PROBLEM STATEMENT.
Update everything from the line containing "double-asterisk-marker: **: [32, 444, 43, 455]" down through the line containing "table-header: Gait parameters" by replacing "cell-text" with "text-cell" and leaving the rest untouched. Return only those lines.

Lines of data
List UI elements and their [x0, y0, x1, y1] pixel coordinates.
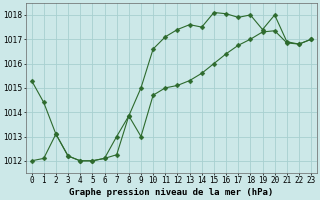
X-axis label: Graphe pression niveau de la mer (hPa): Graphe pression niveau de la mer (hPa): [69, 188, 274, 197]
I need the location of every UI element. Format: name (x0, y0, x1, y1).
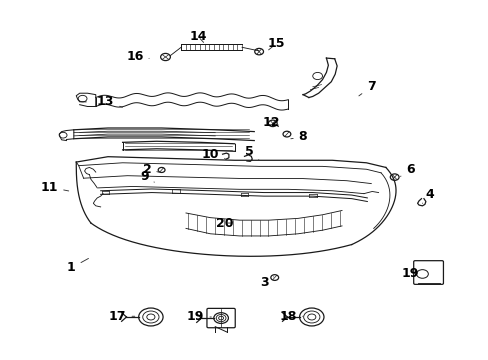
Text: 17: 17 (109, 310, 135, 323)
Text: 5: 5 (244, 145, 259, 160)
Text: 11: 11 (41, 181, 68, 194)
Text: 3: 3 (259, 276, 273, 289)
Text: 20: 20 (216, 216, 233, 230)
Text: 9: 9 (140, 170, 154, 183)
Text: 19: 19 (401, 267, 418, 280)
FancyBboxPatch shape (206, 309, 235, 328)
Text: 4: 4 (422, 188, 433, 203)
FancyBboxPatch shape (413, 261, 443, 284)
Text: 12: 12 (262, 116, 280, 129)
Text: 8: 8 (290, 130, 306, 144)
Text: 13: 13 (97, 95, 122, 108)
Text: 18: 18 (279, 310, 302, 323)
Text: 15: 15 (267, 37, 285, 50)
Text: 14: 14 (189, 30, 206, 43)
Text: 1: 1 (67, 258, 88, 274)
Text: 6: 6 (400, 163, 414, 176)
Text: 7: 7 (358, 80, 375, 96)
Text: 10: 10 (201, 148, 224, 161)
Text: 2: 2 (142, 163, 159, 176)
Text: 16: 16 (126, 50, 149, 63)
Text: 19: 19 (187, 310, 211, 324)
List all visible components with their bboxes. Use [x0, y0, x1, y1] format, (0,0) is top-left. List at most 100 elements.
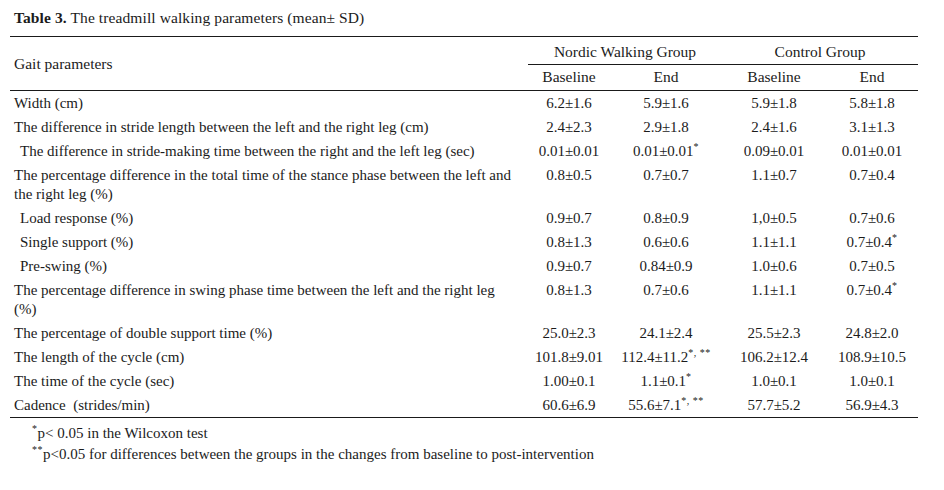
double-asterisk-marker: **: [32, 444, 43, 455]
cell-value: 0.8±0.9: [610, 206, 722, 230]
cell-text: 0.7±0.4: [846, 234, 892, 250]
cell-text: 1.00±0.1: [542, 373, 595, 389]
table-row: The percentage difference in swing phase…: [10, 278, 918, 321]
table-header: Gait parameters Nordic Walking Group Con…: [10, 37, 918, 91]
row-label: Width (cm): [10, 91, 528, 116]
cell-value: 2.9±1.8: [610, 115, 722, 139]
cell-text: 106.2±12.4: [740, 349, 808, 365]
cell-value: 0.7±0.6: [610, 278, 722, 321]
row-label: The difference in stride-making time bet…: [10, 139, 528, 163]
group-header-nordic-walking: Nordic Walking Group: [528, 37, 722, 65]
cell-value: 2.4±2.3: [528, 115, 610, 139]
cell-text: 1.0±0.1: [849, 373, 895, 389]
cell-value: 56.9±4.3: [826, 393, 918, 418]
cell-text: 25.5±2.3: [747, 325, 800, 341]
cell-value: 0.6±0.6: [610, 230, 722, 254]
cell-value: 0.84±0.9: [610, 254, 722, 278]
cell-value: 0.7±0.4*: [826, 230, 918, 254]
row-label: Cadence (strides/min): [10, 393, 528, 418]
cell-value: 0.8±1.3: [528, 278, 610, 321]
cell-text: 0.7±0.7: [643, 167, 689, 183]
cell-text: 3.1±1.3: [849, 119, 895, 135]
cell-text: 24.8±2.0: [845, 325, 898, 341]
cell-value: 1.0±0.1: [826, 369, 918, 393]
cell-text: 1.0±0.1: [751, 373, 797, 389]
gait-parameters-table: Gait parameters Nordic Walking Group Con…: [10, 36, 918, 418]
cell-text: 5.9±1.6: [643, 95, 689, 111]
table-row: The difference in stride length between …: [10, 115, 918, 139]
cell-value: 0.9±0.7: [528, 206, 610, 230]
row-label: The percentage of double support time (%…: [10, 321, 528, 345]
row-label: The length of the cycle (cm): [10, 345, 528, 369]
cell-value: 0.7±0.6: [826, 206, 918, 230]
cell-text: 56.9±4.3: [845, 397, 898, 413]
cell-value: 55.6±7.1*, **: [610, 393, 722, 418]
significance-marker: *: [892, 280, 898, 291]
table-row: The percentage difference in the total t…: [10, 163, 918, 206]
cell-value: 0.7±0.4: [826, 163, 918, 206]
cell-text: 0.8±1.3: [546, 234, 592, 250]
table-title-text: The treadmill walking parameters (mean± …: [67, 9, 365, 26]
cell-value: 57.7±5.2: [722, 393, 826, 418]
cell-text: 0.9±0.7: [546, 210, 592, 226]
cell-value: 0.7±0.5: [826, 254, 918, 278]
cell-text: 0.6±0.6: [643, 234, 689, 250]
cell-value: 108.9±10.5: [826, 345, 918, 369]
table-row: Load response (%) 0.9±0.7 0.8±0.9 1,0±0.5 0.…: [10, 206, 918, 230]
cell-text: 2.4±2.3: [546, 119, 592, 135]
cell-value: 1.0±0.1: [722, 369, 826, 393]
cell-value: 0.8±0.5: [528, 163, 610, 206]
row-label: Pre-swing (%): [10, 254, 528, 278]
row-label: Load response (%): [10, 206, 528, 230]
cell-value: 0.7±0.7: [610, 163, 722, 206]
column-header-baseline-nordic: Baseline: [528, 65, 610, 91]
cell-value: 1.1±0.7: [722, 163, 826, 206]
cell-text: 0.8±1.3: [546, 282, 592, 298]
cell-text: 1.1±1.1: [751, 282, 797, 298]
group-header-control: Control Group: [722, 37, 918, 65]
cell-text: 0.9±0.7: [546, 258, 592, 274]
cell-text: 25.0±2.3: [542, 325, 595, 341]
cell-text: 1.1±0.1: [640, 373, 686, 389]
cell-value: 0.7±0.4*: [826, 278, 918, 321]
cell-text: 60.6±6.9: [542, 397, 595, 413]
cell-text: 0.01±0.01: [842, 143, 903, 159]
cell-value: 6.2±1.6: [528, 91, 610, 116]
cell-text: 0.7±0.6: [643, 282, 689, 298]
column-header-baseline-control: Baseline: [722, 65, 826, 91]
cell-text: 0.84±0.9: [639, 258, 692, 274]
cell-value: 24.1±2.4: [610, 321, 722, 345]
cell-value: 60.6±6.9: [528, 393, 610, 418]
row-label: The percentage difference in the total t…: [10, 163, 528, 206]
column-header-end-nordic: End: [610, 65, 722, 91]
cell-value: 112.4±11.2*, **: [610, 345, 722, 369]
cell-value: 1.00±0.1: [528, 369, 610, 393]
cell-text: 0.8±0.9: [643, 210, 689, 226]
cell-value: 0.9±0.7: [528, 254, 610, 278]
cell-value: 0.01±0.01: [826, 139, 918, 163]
row-label: The time of the cycle (sec): [10, 369, 528, 393]
cell-text: 0.01±0.01: [539, 143, 600, 159]
cell-value: 1,0±0.5: [722, 206, 826, 230]
group-header-row: Gait parameters Nordic Walking Group Con…: [10, 37, 918, 65]
significance-marker: *: [686, 371, 692, 382]
document-page: Table 3. The treadmill walking parameter…: [0, 0, 944, 490]
table-number: Table 3.: [14, 9, 67, 26]
cell-text: 0.7±0.4: [846, 282, 892, 298]
footnote-between-groups: **p<0.05 for differences between the gro…: [32, 444, 944, 465]
cell-value: 3.1±1.3: [826, 115, 918, 139]
cell-value: 1.1±0.1*: [610, 369, 722, 393]
footnotes: *p< 0.05 in the Wilcoxon test **p<0.05 f…: [32, 423, 944, 465]
cell-text: 5.8±1.8: [849, 95, 895, 111]
table-row: Pre-swing (%) 0.9±0.7 0.84±0.9 1.0±0.6 0.7±0…: [10, 254, 918, 278]
cell-value: 25.5±2.3: [722, 321, 826, 345]
footnote-text: p<0.05 for differences between the group…: [43, 446, 594, 462]
cell-text: 1.0±0.6: [751, 258, 797, 274]
table-row: The length of the cycle (cm)101.8±9.0111…: [10, 345, 918, 369]
cell-text: 0.7±0.5: [849, 258, 895, 274]
table-body: Width (cm)6.2±1.65.9±1.65.9±1.85.8±1.8Th…: [10, 91, 918, 418]
cell-text: 0.7±0.6: [849, 210, 895, 226]
cell-value: 0.8±1.3: [528, 230, 610, 254]
table-row: Cadence (strides/min) 60.6±6.9 55.6±7.1*, …: [10, 393, 918, 418]
cell-text: 0.7±0.4: [849, 167, 895, 183]
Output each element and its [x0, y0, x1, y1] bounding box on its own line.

ANSWER TO THIS TASK.
double-asterisk-marker: **: [32, 444, 43, 455]
cell-value: 0.8±0.9: [610, 206, 722, 230]
text-cell: 0.7±0.4: [846, 234, 892, 250]
text-cell: 1.00±0.1: [542, 373, 595, 389]
table-row: The percentage difference in swing phase…: [10, 278, 918, 321]
table-header: Gait parameters Nordic Walking Group Con…: [10, 37, 918, 91]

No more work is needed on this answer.